#### TASK PROMPT:
Convert every line of the rows below into a Markdown table with two columns, n for the line number and Line for its text. Skip blank lines and leave the pictures out.

#### DATA EXCERPTS:
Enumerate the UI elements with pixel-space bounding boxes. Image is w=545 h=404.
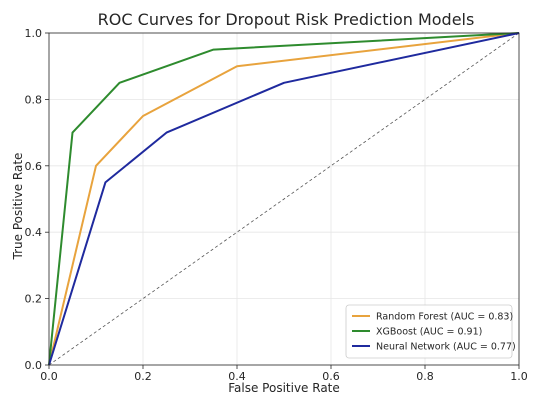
y-tick-label: 0.6 — [25, 160, 43, 173]
y-tick-label: 0.4 — [25, 226, 43, 239]
x-tick-label: 0.2 — [134, 370, 152, 383]
reference-diagonal — [48, 32, 520, 366]
series-lines — [48, 32, 520, 366]
y-axis-title: True Positive Rate — [11, 153, 25, 261]
series-line-2 — [48, 32, 520, 366]
plot-frame — [48, 32, 520, 366]
x-tick-label: 0.6 — [322, 370, 340, 383]
y-tick-label: 0.0 — [25, 359, 43, 372]
series-line-1 — [48, 32, 520, 366]
x-tick-label: 0.4 — [228, 370, 246, 383]
legend: Random Forest (AUC = 0.83) XGBoost (AUC =… — [345, 304, 516, 359]
y-tick-label: 0.2 — [25, 293, 43, 306]
axis-ticks: 0.0 0.2 0.4 0.6 0.8 1.0 0.0 0.2 0.4 0.6 0.8 1.0 — [25, 27, 528, 383]
series-line-0 — [48, 32, 520, 366]
legend-label-0: Random Forest (AUC = 0.83) — [376, 312, 513, 323]
legend-box — [345, 304, 513, 359]
y-tick-label: 1.0 — [25, 27, 43, 40]
x-tick-label: 1.0 — [510, 370, 528, 383]
legend-label-2: Neural Network (AUC = 0.77) — [376, 342, 516, 353]
x-tick-label: 0.0 — [40, 370, 58, 383]
reference-diagonal-line — [48, 32, 520, 366]
chart-title: ROC Curves for Dropout Risk Prediction M… — [98, 10, 475, 29]
legend-label-1: XGBoost (AUC = 0.91) — [376, 327, 482, 338]
x-axis-title: False Positive Rate — [228, 381, 340, 395]
x-tick-label: 0.8 — [416, 370, 434, 383]
y-tick-label: 0.8 — [25, 93, 43, 106]
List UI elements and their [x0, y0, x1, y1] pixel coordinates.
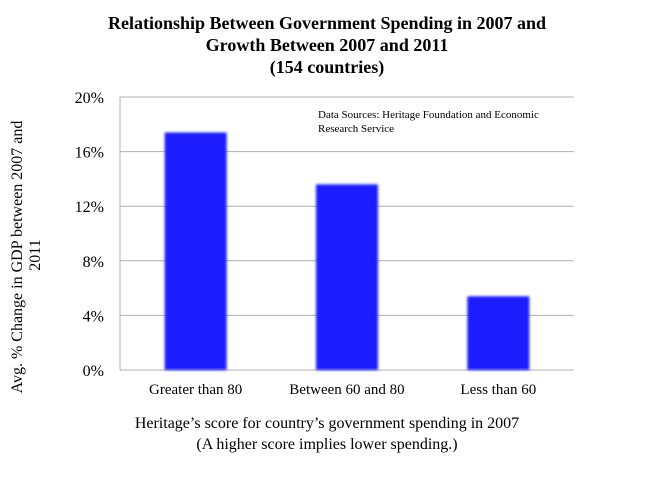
x-category-label: Greater than 80: [149, 382, 242, 398]
y-axis-title-line-2: 2011: [27, 239, 44, 270]
bar: [316, 184, 378, 370]
data-source-note: Research Service: [318, 123, 394, 135]
x-category-label: Less than 60: [460, 382, 536, 398]
chart-title-line-1: Relationship Between Government Spending…: [107, 13, 547, 33]
chart-title-line-3: (154 countries): [269, 57, 385, 77]
data-source-note: Data Sources: Heritage Foundation and Ec…: [318, 109, 539, 121]
chart-title-line-2: Growth Between 2007 and 2011: [205, 35, 449, 55]
y-tick-label: 0%: [83, 363, 104, 380]
y-tick-label: 8%: [83, 254, 104, 271]
y-tick-label: 12%: [75, 199, 104, 216]
x-axis-title-line-2: (A higher score implies lower spending.): [196, 436, 458, 453]
y-axis-title: Avg. % Change in GDP between 2007 and 20…: [9, 117, 44, 394]
bar: [467, 296, 530, 370]
y-tick-label: 16%: [75, 145, 104, 162]
y-tick-label: 4%: [83, 308, 104, 325]
x-category-label: Between 60 and 80: [289, 382, 404, 398]
chart-title: Relationship Between Government Spending…: [0, 12, 654, 78]
y-axis-title-line-1: Avg. % Change in GDP between 2007 and: [9, 121, 26, 394]
y-tick-label: 20%: [75, 90, 104, 107]
x-axis-title: Heritage’s score for country’s governmen…: [0, 413, 654, 455]
x-axis-title-line-1: Heritage’s score for country’s governmen…: [134, 415, 520, 432]
bar: [164, 132, 227, 370]
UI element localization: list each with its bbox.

#### TASK SOLUTION:
| n | Line |
|---|---|
| 1 | Enumerate the UI elements with pixel-space bounding boxes. Image is w=545 h=404. |
| 2 | y-tick-label: 0.6 — [25, 160, 43, 173] |
| 3 | y-tick-label: 0.4 — [25, 226, 43, 239] |
| 4 | x-tick-label: 0.2 — [134, 370, 152, 383] |
| 5 | reference-diagonal — [48, 32, 520, 366] |
| 6 | series-lines — [48, 32, 520, 366] |
| 7 | y-axis-title: True Positive Rate — [11, 153, 25, 261] |
| 8 | series-line-2 — [48, 32, 520, 366] |
| 9 | plot-frame — [48, 32, 520, 366] |
| 10 | x-tick-label: 0.6 — [322, 370, 340, 383] |
| 11 | y-tick-label: 0.0 — [25, 359, 43, 372] |
| 12 | series-line-1 — [48, 32, 520, 366] |
| 13 | x-tick-label: 0.4 — [228, 370, 246, 383] |
| 14 | legend: Random Forest (AUC = 0.83) XGBoost (AUC =… — [345, 304, 516, 359] |
| 15 | y-tick-label: 0.2 — [25, 293, 43, 306] |
| 16 | axis-ticks: 0.0 0.2 0.4 0.6 0.8 1.0 0.0 0.2 0.4 0.6 0.8 1.0 — [25, 27, 528, 383] |
| 17 | series-line-0 — [48, 32, 520, 366] |
| 18 | legend-label-0: Random Forest (AUC = 0.83) — [376, 312, 513, 323] |
| 19 | legend-box — [345, 304, 513, 359] |
| 20 | y-tick-label: 1.0 — [25, 27, 43, 40] |
| 21 | x-tick-label: 1.0 — [510, 370, 528, 383] |
| 22 | legend-label-2: Neural Network (AUC = 0.77) — [376, 342, 516, 353] |
| 23 | x-tick-label: 0.0 — [40, 370, 58, 383] |
| 24 | reference-diagonal-line — [48, 32, 520, 366] |
| 25 | chart-title: ROC Curves for Dropout Risk Prediction M… — [98, 10, 475, 29] |
| 26 | legend-label-1: XGBoost (AUC = 0.91) — [376, 327, 482, 338] |
| 27 | x-axis-title: False Positive Rate — [228, 381, 340, 395] |
| 28 | x-tick-label: 0.8 — [416, 370, 434, 383] |
| 29 | y-tick-label: 0.8 — [25, 93, 43, 106] |
| 30 | List UI elements and their [x0, y0, x1, y1] pixel coordinates. |
| 31 | x-category-label: Greater than 80: [149, 382, 242, 398] |
| 32 | y-axis-title-line-2: 2011: [27, 239, 44, 270] |
| 33 | bar: [316, 184, 378, 370] |
| 34 | data-source-note: Research Service: [318, 123, 394, 135] |
| 35 | x-category-label: Less than 60: [460, 382, 536, 398] |
| 36 | chart-title-line-1: Relationship Between Government Spending…: [107, 13, 547, 33] |
| 37 | chart-title-line-3: (154 countries): [269, 57, 385, 77] |
| 38 | data-source-note: Data Sources: Heritage Foundation and Ec…: [318, 109, 539, 121] |
| 39 | chart-title-line-2: Growth Between 2007 and 2011: [205, 35, 449, 55] |
| 40 | y-tick-label: 0%: [83, 363, 104, 380] |
| 41 | y-tick-label: 8%: [83, 254, 104, 271] |
| 42 | y-tick-label: 12%: [75, 199, 104, 216] |
| 43 | x-axis-title-line-2: (A higher score implies lower spending.): [196, 436, 458, 453] |
| 44 | y-axis-title: Avg. % Change in GDP between 2007 and 20…: [9, 117, 44, 394] |
| 45 | bar: [467, 296, 530, 370] |
| 46 | y-tick-label: 16%: [75, 145, 104, 162] |
| 47 | y-tick-label: 4%: [83, 308, 104, 325] |
| 48 | x-category-label: Between 60 and 80: [289, 382, 404, 398] |
| 49 | chart-title: Relationship Between Government Spending…: [0, 12, 654, 78] |
| 50 | y-axis-title-line-1: Avg. % Change in GDP between 2007 and: [9, 121, 26, 394] |
| 51 | y-tick-label: 20%: [75, 90, 104, 107] |
| 52 | x-axis-title: Heritage’s score for country’s governmen…: [0, 413, 654, 455] |
| 53 | x-axis-title-line-1: Heritage’s score for country’s governmen…: [134, 415, 520, 432] |
| 54 | bar: [164, 132, 227, 370] |
| 55 | UI element localization: list each with its bbox. |